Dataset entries
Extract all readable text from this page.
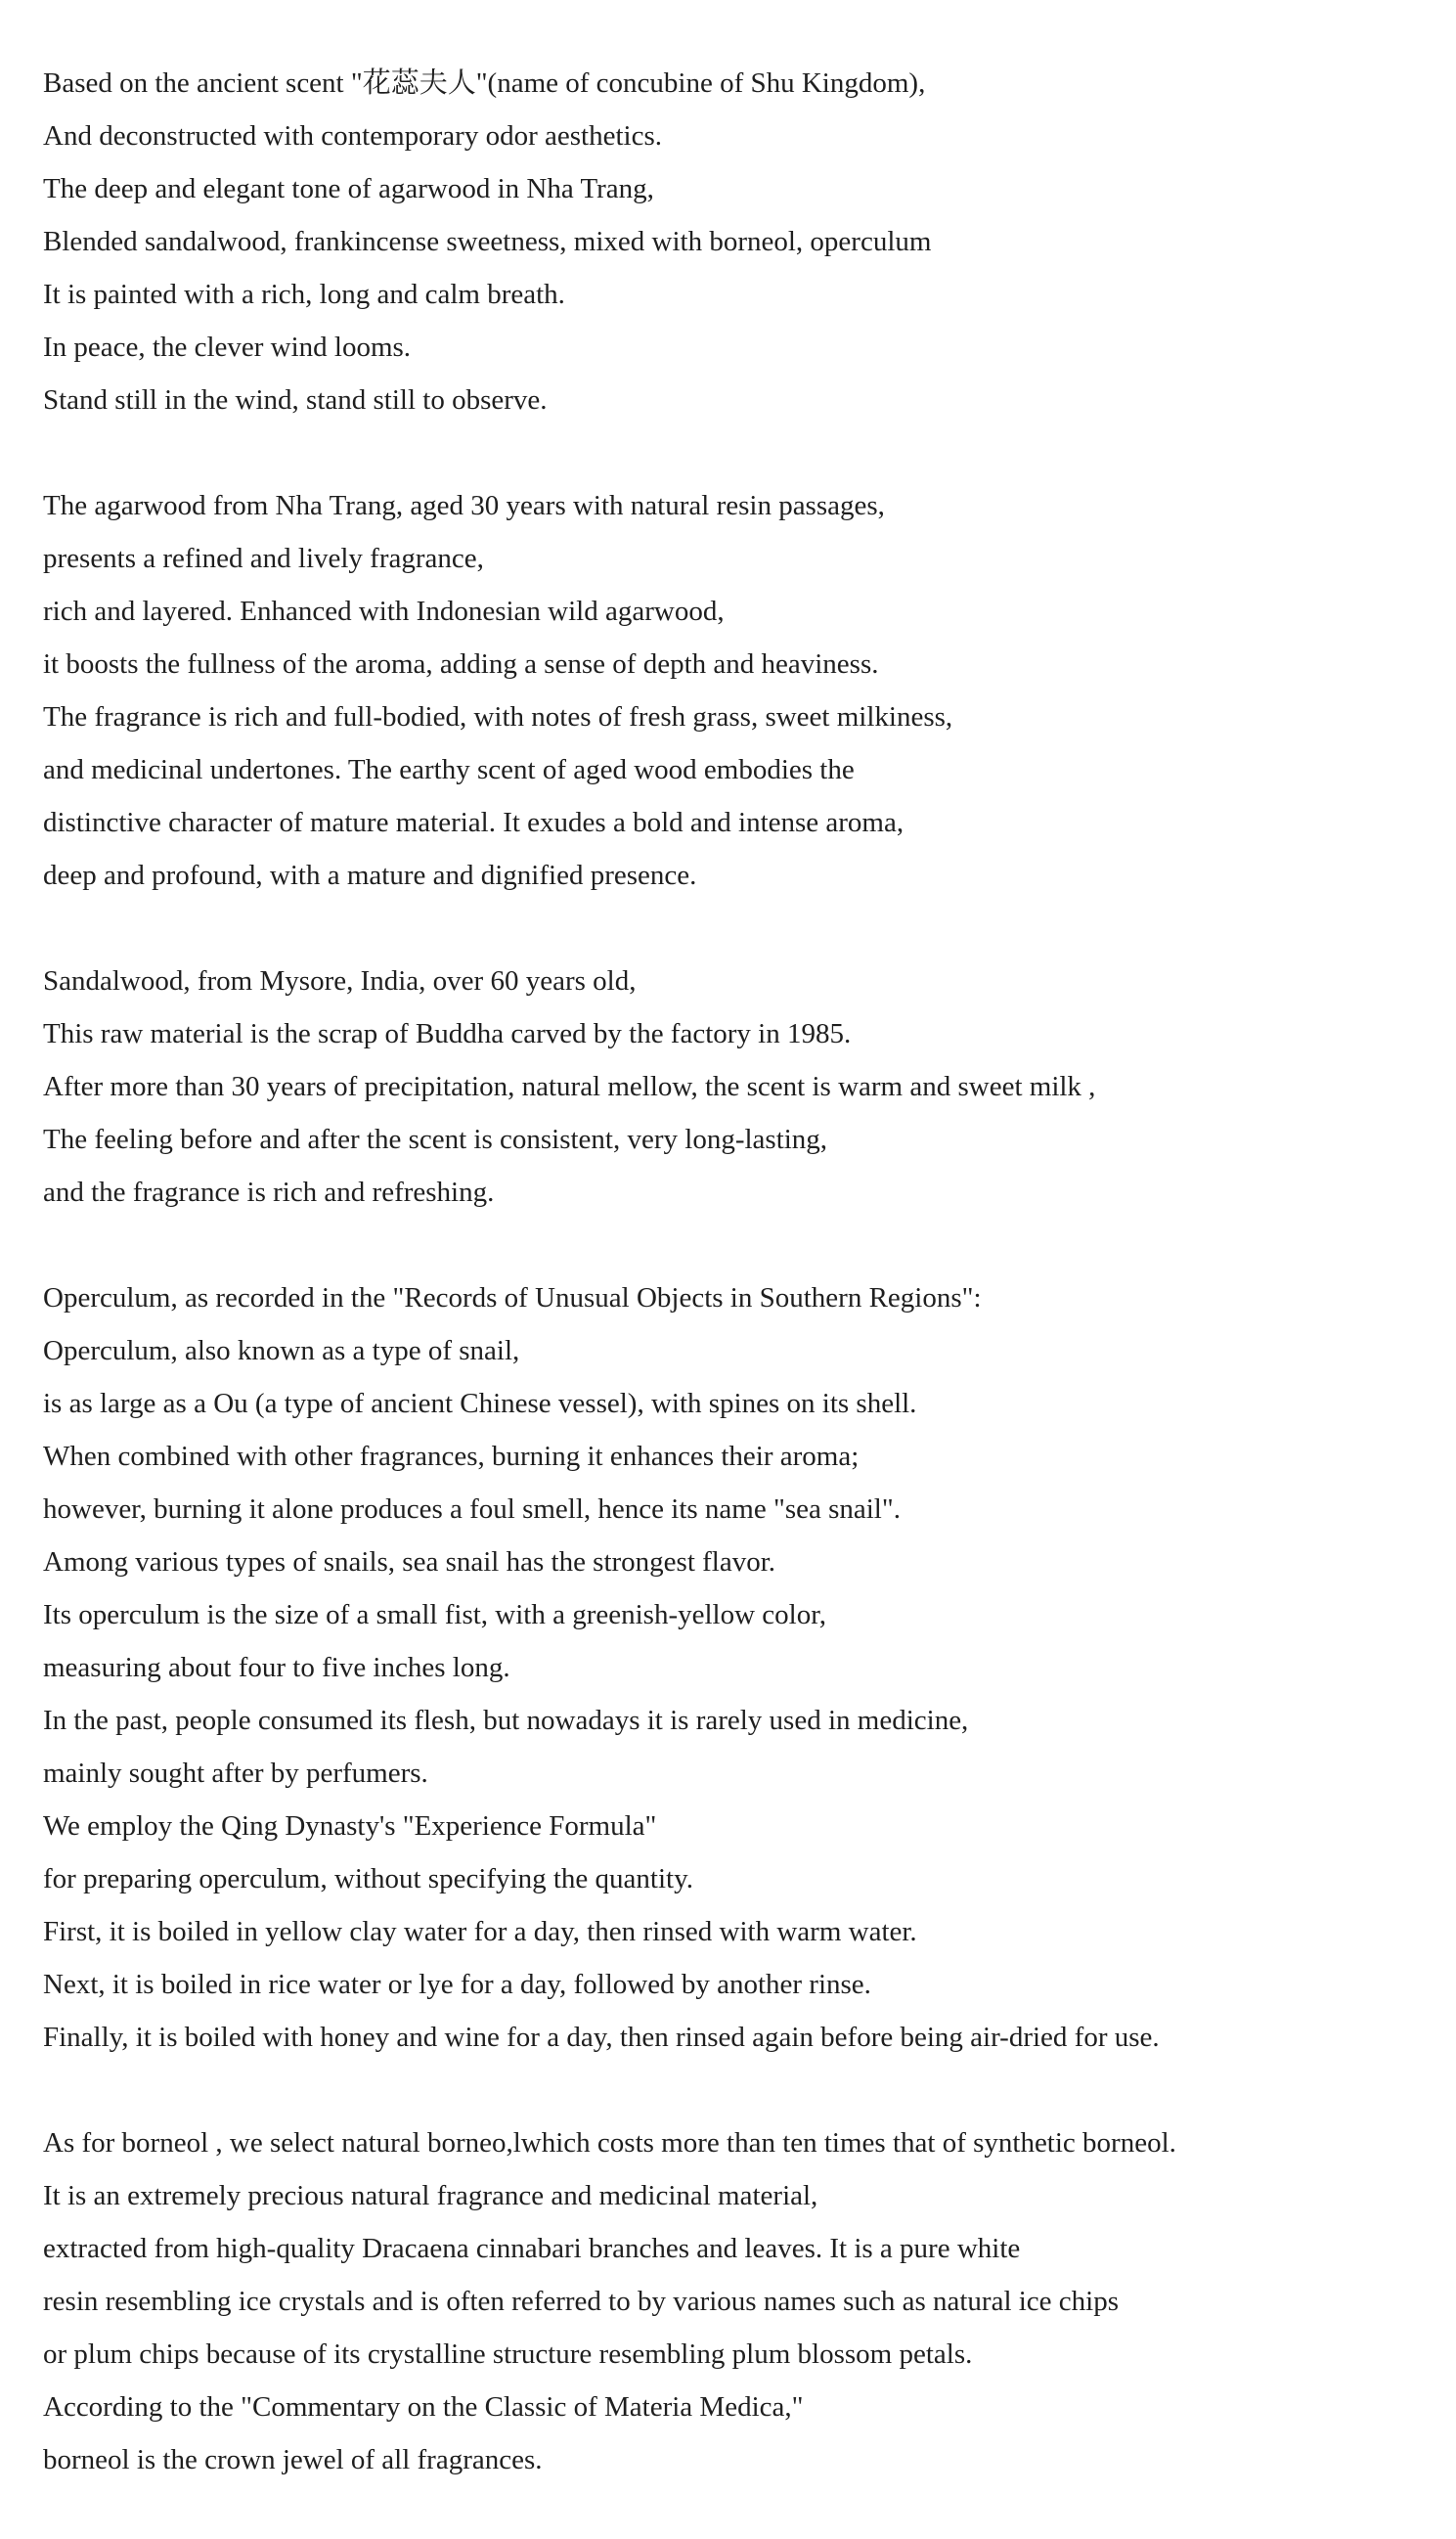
Based on the ancient scent "花蕊夫人"(name of concubine of Shu Kingdom),
And deconstructed with contemporary odor aesthetics.
The deep and elegant tone of agarwood in Nha Trang,
Blended sandalwood, frankincense sweetness, mixed with borneol, operculum
It is painted with a rich, long and calm breath.
In peace, the clever wind looms.
Stand still in the wind, stand still to observe.
The agarwood from Nha Trang, aged 30 years with natural resin passages,
presents a refined and lively fragrance,
rich and layered. Enhanced with Indonesian wild agarwood,
it boosts the fullness of the aroma, adding a sense of depth and heaviness.
The fragrance is rich and full-bodied, with notes of fresh grass, sweet milkiness,
and medicinal undertones. The earthy scent of aged wood embodies the
distinctive character of mature material. It exudes a bold and intense aroma,
deep and profound, with a mature and dignified presence.
Sandalwood, from Mysore, India, over 60 years old,
This raw material is the scrap of Buddha carved by the factory in 1985.
After more than 30 years of precipitation, natural mellow, the scent is warm and sweet milk ,
The feeling before and after the scent is consistent, very long-lasting,
and the fragrance is rich and refreshing.
Operculum, as recorded in the "Records of Unusual Objects in Southern Regions":
Operculum, also known as a type of snail,
is as large as a Ou (a type of ancient Chinese vessel), with spines on its shell.
When combined with other fragrances, burning it enhances their aroma;
however, burning it alone produces a foul smell, hence its name "sea snail".
Among various types of snails, sea snail has the strongest flavor.
Its operculum is the size of a small fist, with a greenish-yellow color,
measuring about four to five inches long.
In the past, people consumed its flesh, but nowadays it is rarely used in medicine,
mainly sought after by perfumers.
We employ the Qing Dynasty's "Experience Formula"
for preparing operculum, without specifying the quantity.
First, it is boiled in yellow clay water for a day, then rinsed with warm water.
Next, it is boiled in rice water or lye for a day, followed by another rinse.
Finally, it is boiled with honey and wine for a day, then rinsed again before being air-dried for use.
As for borneol , we select natural borneo,lwhich costs more than ten times that of synthetic borneol.
It is an extremely precious natural fragrance and medicinal material,
extracted from high-quality Dracaena cinnabari branches and leaves. It is a pure white
resin resembling ice crystals and is often referred to by various names such as natural ice chips
or plum chips because of its crystalline structure resembling plum blossom petals.
According to the "Commentary on the Classic of Materia Medica,"
borneol is the crown jewel of all fragrances.
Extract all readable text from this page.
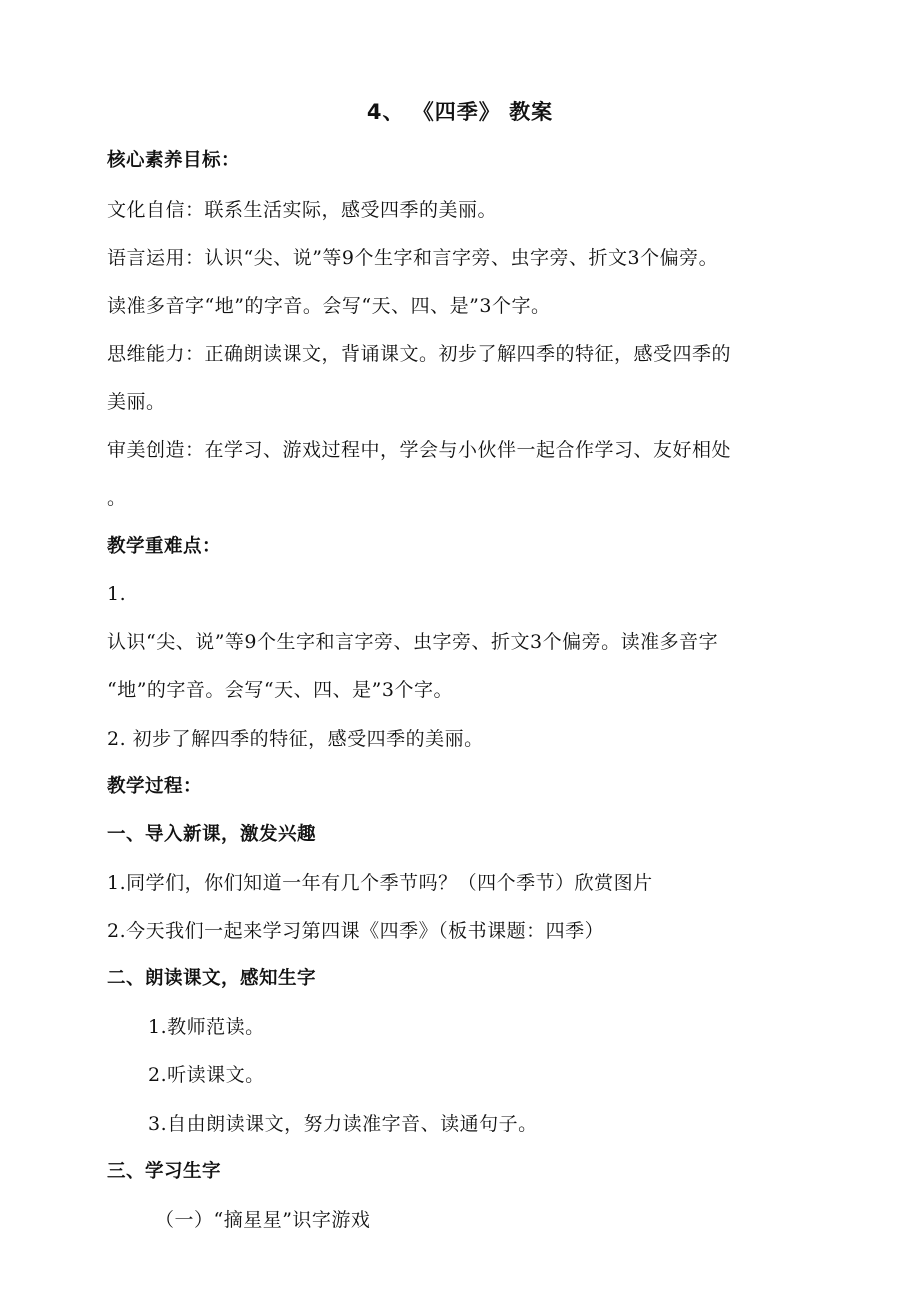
4、 《四季》 教案
核心素养目标：
文化自信：联系生活实际，感受四季的美丽。
语言运用：认识“尖、说”等9个生字和言字旁、虫字旁、折文3个偏旁。
读准多音字“地”的字音。会写“天、四、是”3个字。
思维能力：正确朗读课文，背诵课文。初步了解四季的特征，感受四季的
美丽。
审美创造：在学习、游戏过程中，学会与小伙伴一起合作学习、友好相处
。
教学重难点：
1.
认识“尖、说”等9个生字和言字旁、虫字旁、折文3个偏旁。读准多音字
“地”的字音。会写“天、四、是”3个字。
2. 初步了解四季的特征，感受四季的美丽。
教学过程：
一、导入新课，激发兴趣
1.同学们，你们知道一年有几个季节吗？（四个季节）欣赏图片
2.今天我们一起来学习第四课《四季》（板书课题：四季）
二、朗读课文，感知生字
1.教师范读。
2.听读课文。
3.自由朗读课文，努力读准字音、读通句子。
三、学习生字
（一）“摘星星”识字游戏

**Task instructions:** Look through the material above. Copy each line where the word "fragrances" appears.

**Result of the task:**
When combined with other fragrances, burning it enhances their aroma;
borneol is the crown jewel of all fragrances.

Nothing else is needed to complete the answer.